-- START Records for the task --

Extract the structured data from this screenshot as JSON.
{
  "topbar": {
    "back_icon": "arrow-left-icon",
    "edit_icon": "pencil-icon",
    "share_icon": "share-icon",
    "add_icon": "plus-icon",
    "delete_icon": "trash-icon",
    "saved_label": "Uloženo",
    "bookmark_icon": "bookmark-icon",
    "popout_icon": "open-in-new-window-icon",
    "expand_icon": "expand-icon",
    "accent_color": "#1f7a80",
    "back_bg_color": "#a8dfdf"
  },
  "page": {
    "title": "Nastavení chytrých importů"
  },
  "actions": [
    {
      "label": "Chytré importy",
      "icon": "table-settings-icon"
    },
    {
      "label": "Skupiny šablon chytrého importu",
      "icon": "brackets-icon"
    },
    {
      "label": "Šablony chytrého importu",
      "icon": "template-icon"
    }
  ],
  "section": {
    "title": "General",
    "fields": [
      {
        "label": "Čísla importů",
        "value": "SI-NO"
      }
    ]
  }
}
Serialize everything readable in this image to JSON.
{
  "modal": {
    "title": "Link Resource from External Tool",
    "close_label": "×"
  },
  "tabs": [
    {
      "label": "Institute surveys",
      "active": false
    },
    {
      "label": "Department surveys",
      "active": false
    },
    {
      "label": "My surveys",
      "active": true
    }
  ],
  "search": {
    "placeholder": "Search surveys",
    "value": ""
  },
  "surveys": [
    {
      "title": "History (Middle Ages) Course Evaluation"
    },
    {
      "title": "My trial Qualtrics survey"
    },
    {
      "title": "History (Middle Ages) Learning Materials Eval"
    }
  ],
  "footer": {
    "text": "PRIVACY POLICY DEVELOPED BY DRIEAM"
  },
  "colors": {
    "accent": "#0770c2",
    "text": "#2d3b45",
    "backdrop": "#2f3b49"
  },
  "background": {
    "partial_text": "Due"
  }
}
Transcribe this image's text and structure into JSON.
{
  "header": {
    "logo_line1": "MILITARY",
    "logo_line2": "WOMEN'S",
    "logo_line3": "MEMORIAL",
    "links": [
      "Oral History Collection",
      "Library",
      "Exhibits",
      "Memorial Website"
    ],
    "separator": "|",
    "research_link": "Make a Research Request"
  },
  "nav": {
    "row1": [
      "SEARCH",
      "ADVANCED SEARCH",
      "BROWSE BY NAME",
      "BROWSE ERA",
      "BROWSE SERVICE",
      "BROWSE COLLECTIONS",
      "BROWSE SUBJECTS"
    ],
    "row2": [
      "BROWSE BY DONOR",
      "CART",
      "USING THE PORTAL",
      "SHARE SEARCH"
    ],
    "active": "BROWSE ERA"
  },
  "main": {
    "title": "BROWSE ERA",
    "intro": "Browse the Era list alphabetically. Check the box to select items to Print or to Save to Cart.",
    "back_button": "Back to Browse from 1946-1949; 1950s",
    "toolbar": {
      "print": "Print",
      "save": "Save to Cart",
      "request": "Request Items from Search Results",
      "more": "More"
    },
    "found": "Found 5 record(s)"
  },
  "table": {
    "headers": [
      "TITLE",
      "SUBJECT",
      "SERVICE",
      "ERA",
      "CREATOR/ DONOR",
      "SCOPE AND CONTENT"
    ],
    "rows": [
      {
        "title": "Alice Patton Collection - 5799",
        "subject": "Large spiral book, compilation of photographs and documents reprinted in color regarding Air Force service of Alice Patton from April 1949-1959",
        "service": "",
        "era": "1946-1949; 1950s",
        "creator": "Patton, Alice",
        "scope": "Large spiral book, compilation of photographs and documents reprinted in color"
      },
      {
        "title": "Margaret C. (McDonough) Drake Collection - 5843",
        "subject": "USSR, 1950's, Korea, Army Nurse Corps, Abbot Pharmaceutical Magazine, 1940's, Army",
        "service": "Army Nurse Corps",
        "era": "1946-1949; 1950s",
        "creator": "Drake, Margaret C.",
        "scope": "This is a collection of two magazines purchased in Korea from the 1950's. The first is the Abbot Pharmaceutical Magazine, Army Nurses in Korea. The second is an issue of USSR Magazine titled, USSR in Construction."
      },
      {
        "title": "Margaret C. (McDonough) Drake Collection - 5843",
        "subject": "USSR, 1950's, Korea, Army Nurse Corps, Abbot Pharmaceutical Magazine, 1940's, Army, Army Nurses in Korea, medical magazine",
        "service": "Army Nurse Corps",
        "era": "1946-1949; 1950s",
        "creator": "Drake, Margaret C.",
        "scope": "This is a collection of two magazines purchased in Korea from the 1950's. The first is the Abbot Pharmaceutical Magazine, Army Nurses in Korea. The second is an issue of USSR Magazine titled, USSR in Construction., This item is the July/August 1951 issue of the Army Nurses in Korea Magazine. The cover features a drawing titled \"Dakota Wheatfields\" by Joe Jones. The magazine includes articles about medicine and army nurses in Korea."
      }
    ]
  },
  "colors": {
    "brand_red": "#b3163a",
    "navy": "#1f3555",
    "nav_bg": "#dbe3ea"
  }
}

-- END Records for the task --

— Instruction —
Print again each line of the listing above, exactly as it appears.

— Task answer —
Extract the structured data from this screenshot as JSON.
{
  "topbar": {
    "back_icon": "arrow-left-icon",
    "edit_icon": "pencil-icon",
    "share_icon": "share-icon",
    "add_icon": "plus-icon",
    "delete_icon": "trash-icon",
    "saved_label": "Uloženo",
    "bookmark_icon": "bookmark-icon",
    "popout_icon": "open-in-new-window-icon",
    "expand_icon": "expand-icon",
    "accent_color": "#1f7a80",
    "back_bg_color": "#a8dfdf"
  },
  "page": {
    "title": "Nastavení chytrých importů"
  },
  "actions": [
    {
      "label": "Chytré importy",
      "icon": "table-settings-icon"
    },
    {
      "label": "Skupiny šablon chytrého importu",
      "icon": "brackets-icon"
    },
    {
      "label": "Šablony chytrého importu",
      "icon": "template-icon"
    }
  ],
  "section": {
    "title": "General",
    "fields": [
      {
        "label": "Čísla importů",
        "value": "SI-NO"
      }
    ]
  }
}
Serialize everything readable in this image to JSON.
{
  "modal": {
    "title": "Link Resource from External Tool",
    "close_label": "×"
  },
  "tabs": [
    {
      "label": "Institute surveys",
      "active": false
    },
    {
      "label": "Department surveys",
      "active": false
    },
    {
      "label": "My surveys",
      "active": true
    }
  ],
  "search": {
    "placeholder": "Search surveys",
    "value": ""
  },
  "surveys": [
    {
      "title": "History (Middle Ages) Course Evaluation"
    },
    {
      "title": "My trial Qualtrics survey"
    },
    {
      "title": "History (Middle Ages) Learning Materials Eval"
    }
  ],
  "footer": {
    "text": "PRIVACY POLICY DEVELOPED BY DRIEAM"
  },
  "colors": {
    "accent": "#0770c2",
    "text": "#2d3b45",
    "backdrop": "#2f3b49"
  },
  "background": {
    "partial_text": "Due"
  }
}
Transcribe this image's text and structure into JSON.
{
  "header": {
    "logo_line1": "MILITARY",
    "logo_line2": "WOMEN'S",
    "logo_line3": "MEMORIAL",
    "links": [
      "Oral History Collection",
      "Library",
      "Exhibits",
      "Memorial Website"
    ],
    "separator": "|",
    "research_link": "Make a Research Request"
  },
  "nav": {
    "row1": [
      "SEARCH",
      "ADVANCED SEARCH",
      "BROWSE BY NAME",
      "BROWSE ERA",
      "BROWSE SERVICE",
      "BROWSE COLLECTIONS",
      "BROWSE SUBJECTS"
    ],
    "row2": [
      "BROWSE BY DONOR",
      "CART",
      "USING THE PORTAL",
      "SHARE SEARCH"
    ],
    "active": "BROWSE ERA"
  },
  "main": {
    "title": "BROWSE ERA",
    "intro": "Browse the Era list alphabetically. Check the box to select items to Print or to Save to Cart.",
    "back_button": "Back to Browse from 1946-1949; 1950s",
    "toolbar": {
      "print": "Print",
      "save": "Save to Cart",
      "request": "Request Items from Search Results",
      "more": "More"
    },
    "found": "Found 5 record(s)"
  },
  "table": {
    "headers": [
      "TITLE",
      "SUBJECT",
      "SERVICE",
      "ERA",
      "CREATOR/ DONOR",
      "SCOPE AND CONTENT"
    ],
    "rows": [
      {
        "title": "Alice Patton Collection - 5799",
        "subject": "Large spiral book, compilation of photographs and documents reprinted in color regarding Air Force service of Alice Patton from April 1949-1959",
        "service": "",
        "era": "1946-1949; 1950s",
        "creator": "Patton, Alice",
        "scope": "Large spiral book, compilation of photographs and documents reprinted in color"
      },
      {
        "title": "Margaret C. (McDonough) Drake Collection - 5843",
        "subject": "USSR, 1950's, Korea, Army Nurse Corps, Abbot Pharmaceutical Magazine, 1940's, Army",
        "service": "Army Nurse Corps",
        "era": "1946-1949; 1950s",
        "creator": "Drake, Margaret C.",
        "scope": "This is a collection of two magazines purchased in Korea from the 1950's. The first is the Abbot Pharmaceutical Magazine, Army Nurses in Korea. The second is an issue of USSR Magazine titled, USSR in Construction."
      },
      {
        "title": "Margaret C. (McDonough) Drake Collection - 5843",
        "subject": "USSR, 1950's, Korea, Army Nurse Corps, Abbot Pharmaceutical Magazine, 1940's, Army, Army Nurses in Korea, medical magazine",
        "service": "Army Nurse Corps",
        "era": "1946-1949; 1950s",
        "creator": "Drake, Margaret C.",
        "scope": "This is a collection of two magazines purchased in Korea from the 1950's. The first is the Abbot Pharmaceutical Magazine, Army Nurses in Korea. The second is an issue of USSR Magazine titled, USSR in Construction., This item is the July/August 1951 issue of the Army Nurses in Korea Magazine. The cover features a drawing titled \"Dakota Wheatfields\" by Joe Jones. The magazine includes articles about medicine and army nurses in Korea."
      }
    ]
  },
  "colors": {
    "brand_red": "#b3163a",
    "navy": "#1f3555",
    "nav_bg": "#dbe3ea"
  }
}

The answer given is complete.